___ TRECHO SELECIONADO

Uma verdadeira Fênix;
toda a vez que muitos pensam que está prestes a morrer, renasce das cinzas.
Estou falando da Igreja Católica, e poderia enumerar muitos casos que ilustram
o que acabei de afirmar, como, por exemplo, aquilo que ficou conhecido nos EUA,
de finais dos anos 60 do séc. passado, como Renovação Carismática Católica ou
simplesmente Movimento Carismático; com práticas semelhantes às das igrejas
protestantes pentecostais, onde a Eucaristia preside quase tudo em importância,
se recebe o Espírito Santo e se “fala em línguas”, dentre outras coisas.
Aqui no Brasil tal movimento entra um pouco depois, na
década seguinte de seu surgimento norte-americano; ou seja, no início dos anos
70, chegando ao auge com os clérigos cantores, como o Padre Marcelo e
companhia. Na época, empiricamente, percebi que o Movimento Carismático estava
desalojando, em termos de importância, a Teologia da Libertação – pelo menos na
América Latina, de onde é originária. Com sua opção política e ética, de
esquerda, pelos pobres (influenciada por uma pedagogia teológica da ação, pelo
Concílio Vaticano II (1962-65), pela Segunda Conferência Geral do Episcopado
Latino Americano, em 1968 na cidade de Medellín, etc.), essa tendência
teológica foi acusada de materialista, marxista e tudo o mais que o pensamento
conservador rejeita. A cúpula da Igreja em Roma reagiu; e sob a acusação de
substituir o pecado individual pelo institucional, coletivo e sistêmico (por
exemplo, um Estado que, com sua política econômica a serviço dos mais ricos,
promove a pobreza, é uma instituição pecadora), puniu os padres que pregavam
coisas como “a luta-de-classes” em seus sermões. Para a Igreja, parece que não
interessava muito que seus religiosos fincassem os pés na realidade concreta,
pois seu objetivo é espiritual; e assim, padres carismáticos, voltados para o
interior metafísico daquilo que produziria a fé, eram mais úteis ao rebanho –
não discutamos a pobreza da carne e sim a da alma.

______
___ REGISTROS EXIBIDOS

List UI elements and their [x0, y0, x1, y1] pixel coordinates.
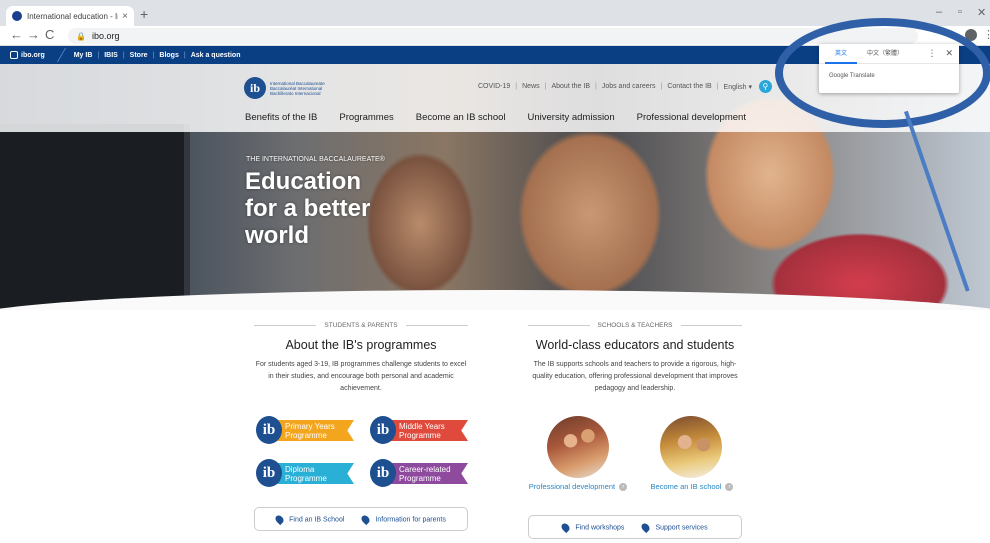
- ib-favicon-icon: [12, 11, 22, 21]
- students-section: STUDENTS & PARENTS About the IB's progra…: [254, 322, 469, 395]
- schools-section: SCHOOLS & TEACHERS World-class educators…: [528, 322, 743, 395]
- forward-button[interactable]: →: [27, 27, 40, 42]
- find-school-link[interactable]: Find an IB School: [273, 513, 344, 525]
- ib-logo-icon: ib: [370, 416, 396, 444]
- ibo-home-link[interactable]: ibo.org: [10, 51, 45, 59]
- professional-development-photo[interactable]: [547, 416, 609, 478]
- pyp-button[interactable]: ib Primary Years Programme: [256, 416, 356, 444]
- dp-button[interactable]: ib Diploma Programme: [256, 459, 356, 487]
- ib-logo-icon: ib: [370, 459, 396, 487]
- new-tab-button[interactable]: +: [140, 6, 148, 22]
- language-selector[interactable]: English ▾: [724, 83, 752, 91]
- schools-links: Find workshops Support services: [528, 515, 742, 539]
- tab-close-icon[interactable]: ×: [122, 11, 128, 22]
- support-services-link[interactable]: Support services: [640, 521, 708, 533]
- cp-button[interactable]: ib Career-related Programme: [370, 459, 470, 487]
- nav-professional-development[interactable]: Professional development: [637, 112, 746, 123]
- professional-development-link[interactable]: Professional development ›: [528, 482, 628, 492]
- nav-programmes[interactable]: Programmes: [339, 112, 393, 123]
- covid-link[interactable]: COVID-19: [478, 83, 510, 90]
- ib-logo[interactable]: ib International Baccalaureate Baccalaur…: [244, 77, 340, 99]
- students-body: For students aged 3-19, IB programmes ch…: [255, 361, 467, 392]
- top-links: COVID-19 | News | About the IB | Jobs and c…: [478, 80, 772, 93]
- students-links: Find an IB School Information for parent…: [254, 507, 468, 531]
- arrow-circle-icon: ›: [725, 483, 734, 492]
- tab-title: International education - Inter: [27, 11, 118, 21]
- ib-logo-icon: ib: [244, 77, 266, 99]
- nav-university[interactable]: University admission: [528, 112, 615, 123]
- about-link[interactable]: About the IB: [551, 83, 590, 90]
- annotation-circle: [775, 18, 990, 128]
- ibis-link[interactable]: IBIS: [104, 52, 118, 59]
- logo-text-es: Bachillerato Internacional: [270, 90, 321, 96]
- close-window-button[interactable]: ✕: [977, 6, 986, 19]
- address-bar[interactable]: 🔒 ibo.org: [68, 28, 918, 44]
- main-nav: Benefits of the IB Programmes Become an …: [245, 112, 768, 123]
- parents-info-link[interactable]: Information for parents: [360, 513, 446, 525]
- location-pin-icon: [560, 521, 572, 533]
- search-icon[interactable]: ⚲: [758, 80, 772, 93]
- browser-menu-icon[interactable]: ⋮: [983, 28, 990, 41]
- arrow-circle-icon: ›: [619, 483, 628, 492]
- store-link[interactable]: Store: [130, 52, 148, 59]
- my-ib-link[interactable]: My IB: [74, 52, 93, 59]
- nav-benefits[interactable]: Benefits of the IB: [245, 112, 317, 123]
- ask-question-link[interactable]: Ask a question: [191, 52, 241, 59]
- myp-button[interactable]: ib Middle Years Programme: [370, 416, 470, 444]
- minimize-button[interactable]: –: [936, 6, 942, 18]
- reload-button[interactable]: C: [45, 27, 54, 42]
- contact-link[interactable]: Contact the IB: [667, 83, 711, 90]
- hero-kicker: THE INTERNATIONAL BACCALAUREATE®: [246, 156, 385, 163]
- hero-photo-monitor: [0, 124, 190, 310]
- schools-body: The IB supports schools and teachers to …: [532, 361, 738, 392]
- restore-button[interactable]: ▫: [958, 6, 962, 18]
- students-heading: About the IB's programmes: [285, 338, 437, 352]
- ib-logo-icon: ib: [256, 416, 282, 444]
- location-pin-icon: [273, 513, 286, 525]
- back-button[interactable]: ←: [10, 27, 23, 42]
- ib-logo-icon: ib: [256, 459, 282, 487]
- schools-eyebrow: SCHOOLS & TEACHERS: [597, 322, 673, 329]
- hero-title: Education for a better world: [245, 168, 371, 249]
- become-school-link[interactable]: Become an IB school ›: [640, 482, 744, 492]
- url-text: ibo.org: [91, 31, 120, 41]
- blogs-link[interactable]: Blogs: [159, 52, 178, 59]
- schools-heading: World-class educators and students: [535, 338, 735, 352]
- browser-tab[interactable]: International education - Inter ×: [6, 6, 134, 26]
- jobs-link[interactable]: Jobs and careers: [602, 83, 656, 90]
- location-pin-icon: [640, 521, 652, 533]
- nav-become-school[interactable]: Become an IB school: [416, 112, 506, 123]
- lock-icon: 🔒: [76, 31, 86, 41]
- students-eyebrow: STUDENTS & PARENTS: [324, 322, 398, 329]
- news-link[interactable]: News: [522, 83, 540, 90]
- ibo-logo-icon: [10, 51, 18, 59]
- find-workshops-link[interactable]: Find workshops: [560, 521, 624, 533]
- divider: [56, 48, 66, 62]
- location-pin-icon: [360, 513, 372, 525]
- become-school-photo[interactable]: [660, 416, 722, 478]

______

**ENUNCIADO 1:**
Segundo o texto sobre a Igreja Católica, em que cidade e em que ano se realizou a Segunda Conferência Geral do Episcopado Latino Americano?
**ENUNCIADO 2:**
No texto sobre a Igreja Católica, reescreva a parte que começa com as palavras "Estou falando da" e termina com "dentre outras coisas.", trocando "Eucaristia" por "Bíblia".

**RESPOSTA ESPERADA 1:**
Em Medellín, em 1968.

**RESPOSTA ESPERADA 2:**
Estou falando da Igreja Católica, e poderia enumerar muitos casos que ilustram
o que acabei de afirmar, como, por exemplo, aquilo que ficou conhecido nos EUA,
de finais dos anos 60 do séc. passado, como Renovação Carismática Católica ou
simplesmente Movimento Carismático; com práticas semelhantes às das igrejas
protestantes pentecostais, onde a Bíblia preside quase tudo em importância,
se recebe o Espírito Santo e se “fala em línguas”, dentre outras coisas.